(WRITTEN TASK)
Filter the listing below, copying every line in which the word "button" appears.

----- INFORMATION PROVIDED -----

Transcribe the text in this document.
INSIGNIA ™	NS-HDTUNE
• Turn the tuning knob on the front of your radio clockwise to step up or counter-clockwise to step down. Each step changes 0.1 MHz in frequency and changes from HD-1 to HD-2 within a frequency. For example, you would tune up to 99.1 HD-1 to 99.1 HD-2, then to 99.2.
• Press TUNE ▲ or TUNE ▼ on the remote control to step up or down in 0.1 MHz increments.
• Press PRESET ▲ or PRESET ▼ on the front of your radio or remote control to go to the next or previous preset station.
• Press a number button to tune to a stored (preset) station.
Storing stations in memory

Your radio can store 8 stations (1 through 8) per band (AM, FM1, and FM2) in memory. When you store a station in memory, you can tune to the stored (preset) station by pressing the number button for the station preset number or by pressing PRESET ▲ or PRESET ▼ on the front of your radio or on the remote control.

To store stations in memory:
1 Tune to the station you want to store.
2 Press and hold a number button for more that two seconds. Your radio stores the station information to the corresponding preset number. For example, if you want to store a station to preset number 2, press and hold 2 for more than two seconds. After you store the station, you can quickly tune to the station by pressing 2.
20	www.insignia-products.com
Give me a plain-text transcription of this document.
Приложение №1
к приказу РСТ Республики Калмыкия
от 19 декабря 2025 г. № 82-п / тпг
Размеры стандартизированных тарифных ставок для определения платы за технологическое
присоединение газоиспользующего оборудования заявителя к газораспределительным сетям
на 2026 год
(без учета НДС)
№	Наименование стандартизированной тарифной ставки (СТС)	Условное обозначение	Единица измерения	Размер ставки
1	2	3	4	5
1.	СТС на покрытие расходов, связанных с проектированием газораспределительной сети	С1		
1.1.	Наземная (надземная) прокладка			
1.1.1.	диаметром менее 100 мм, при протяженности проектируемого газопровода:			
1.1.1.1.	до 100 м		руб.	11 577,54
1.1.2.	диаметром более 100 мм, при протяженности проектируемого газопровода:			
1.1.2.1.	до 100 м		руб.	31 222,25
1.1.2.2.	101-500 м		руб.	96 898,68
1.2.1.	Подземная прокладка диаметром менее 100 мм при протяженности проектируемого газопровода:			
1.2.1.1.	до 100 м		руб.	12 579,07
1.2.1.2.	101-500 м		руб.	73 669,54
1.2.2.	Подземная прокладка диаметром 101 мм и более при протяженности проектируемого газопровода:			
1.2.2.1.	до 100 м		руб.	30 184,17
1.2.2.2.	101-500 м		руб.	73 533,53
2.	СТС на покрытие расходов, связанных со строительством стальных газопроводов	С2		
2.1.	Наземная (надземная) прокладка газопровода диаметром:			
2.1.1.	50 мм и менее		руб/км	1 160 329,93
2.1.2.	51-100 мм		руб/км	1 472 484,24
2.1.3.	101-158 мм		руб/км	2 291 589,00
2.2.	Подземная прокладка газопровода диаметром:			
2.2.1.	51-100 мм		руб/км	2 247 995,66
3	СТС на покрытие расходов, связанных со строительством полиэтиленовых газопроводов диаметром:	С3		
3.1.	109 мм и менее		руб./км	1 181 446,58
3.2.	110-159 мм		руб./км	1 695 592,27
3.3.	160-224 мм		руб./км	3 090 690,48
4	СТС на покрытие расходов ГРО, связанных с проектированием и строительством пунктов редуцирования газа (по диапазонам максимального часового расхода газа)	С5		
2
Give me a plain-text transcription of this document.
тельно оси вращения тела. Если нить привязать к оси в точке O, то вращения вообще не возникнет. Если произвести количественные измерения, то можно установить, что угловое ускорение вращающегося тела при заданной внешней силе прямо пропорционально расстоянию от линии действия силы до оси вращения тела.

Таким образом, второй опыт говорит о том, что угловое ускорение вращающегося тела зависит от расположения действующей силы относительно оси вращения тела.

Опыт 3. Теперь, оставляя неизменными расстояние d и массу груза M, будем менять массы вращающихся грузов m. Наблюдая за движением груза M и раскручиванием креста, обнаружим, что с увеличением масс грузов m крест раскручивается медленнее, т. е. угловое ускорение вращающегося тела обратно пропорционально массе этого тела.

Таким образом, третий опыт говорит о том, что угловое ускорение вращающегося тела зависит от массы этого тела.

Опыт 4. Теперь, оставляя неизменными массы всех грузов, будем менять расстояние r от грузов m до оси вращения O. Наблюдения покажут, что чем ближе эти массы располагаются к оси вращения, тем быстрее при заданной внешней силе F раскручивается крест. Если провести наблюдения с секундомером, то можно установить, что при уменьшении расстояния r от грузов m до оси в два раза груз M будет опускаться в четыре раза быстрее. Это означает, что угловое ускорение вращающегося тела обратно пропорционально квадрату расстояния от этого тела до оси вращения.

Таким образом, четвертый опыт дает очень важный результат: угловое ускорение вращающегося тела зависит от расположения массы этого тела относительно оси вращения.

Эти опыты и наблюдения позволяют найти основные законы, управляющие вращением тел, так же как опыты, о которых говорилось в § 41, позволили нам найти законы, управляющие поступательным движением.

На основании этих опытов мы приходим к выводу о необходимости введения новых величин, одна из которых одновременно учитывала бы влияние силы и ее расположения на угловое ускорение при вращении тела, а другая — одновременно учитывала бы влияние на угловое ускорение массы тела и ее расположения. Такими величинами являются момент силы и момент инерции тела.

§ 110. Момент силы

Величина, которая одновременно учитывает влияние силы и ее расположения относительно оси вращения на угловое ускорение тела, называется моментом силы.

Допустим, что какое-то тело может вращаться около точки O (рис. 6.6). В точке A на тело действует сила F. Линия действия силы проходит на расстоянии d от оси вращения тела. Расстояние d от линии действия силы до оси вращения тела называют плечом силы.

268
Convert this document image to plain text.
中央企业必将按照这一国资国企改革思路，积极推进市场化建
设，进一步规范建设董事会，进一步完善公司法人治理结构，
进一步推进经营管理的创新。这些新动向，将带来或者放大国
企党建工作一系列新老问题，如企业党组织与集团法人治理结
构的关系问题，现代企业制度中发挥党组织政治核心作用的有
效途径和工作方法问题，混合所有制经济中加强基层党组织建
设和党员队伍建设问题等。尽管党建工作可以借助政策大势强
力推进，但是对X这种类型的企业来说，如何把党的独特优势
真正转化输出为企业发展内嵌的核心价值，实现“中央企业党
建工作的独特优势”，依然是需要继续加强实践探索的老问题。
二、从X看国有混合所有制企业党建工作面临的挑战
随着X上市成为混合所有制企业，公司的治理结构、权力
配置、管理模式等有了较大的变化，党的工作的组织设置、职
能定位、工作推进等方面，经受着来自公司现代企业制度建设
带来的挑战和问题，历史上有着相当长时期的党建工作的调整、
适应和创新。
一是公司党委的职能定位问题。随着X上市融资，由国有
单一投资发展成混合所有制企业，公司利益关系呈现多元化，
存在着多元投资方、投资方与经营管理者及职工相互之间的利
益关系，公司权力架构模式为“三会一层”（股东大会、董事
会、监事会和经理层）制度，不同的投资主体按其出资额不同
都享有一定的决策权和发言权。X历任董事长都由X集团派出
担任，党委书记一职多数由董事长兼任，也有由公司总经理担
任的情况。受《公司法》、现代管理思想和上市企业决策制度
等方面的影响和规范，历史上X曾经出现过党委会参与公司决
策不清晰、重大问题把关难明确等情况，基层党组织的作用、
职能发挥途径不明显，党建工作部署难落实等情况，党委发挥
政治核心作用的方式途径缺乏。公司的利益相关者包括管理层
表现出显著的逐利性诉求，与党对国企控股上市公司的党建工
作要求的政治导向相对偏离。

-----

(TASK RESPONSE)
• Press a number button to tune to a stored (preset) station.
Your radio can store 8 stations (1 through 8) per band (AM, FM1, and FM2) in memory. When you store a station in memory, you can tune to the stored (preset) station by pressing the number button for the station preset number or by pressing PRESET ▲ or PRESET ▼ on the front of your radio or on the remote control.
2 Press and hold a number button for more that two seconds. Your radio stores the station information to the corresponding preset number. For example, if you want to store a station to preset number 2, press and hold 2 for more than two seconds. After you store the station, you can quickly tune to the station by pressing 2.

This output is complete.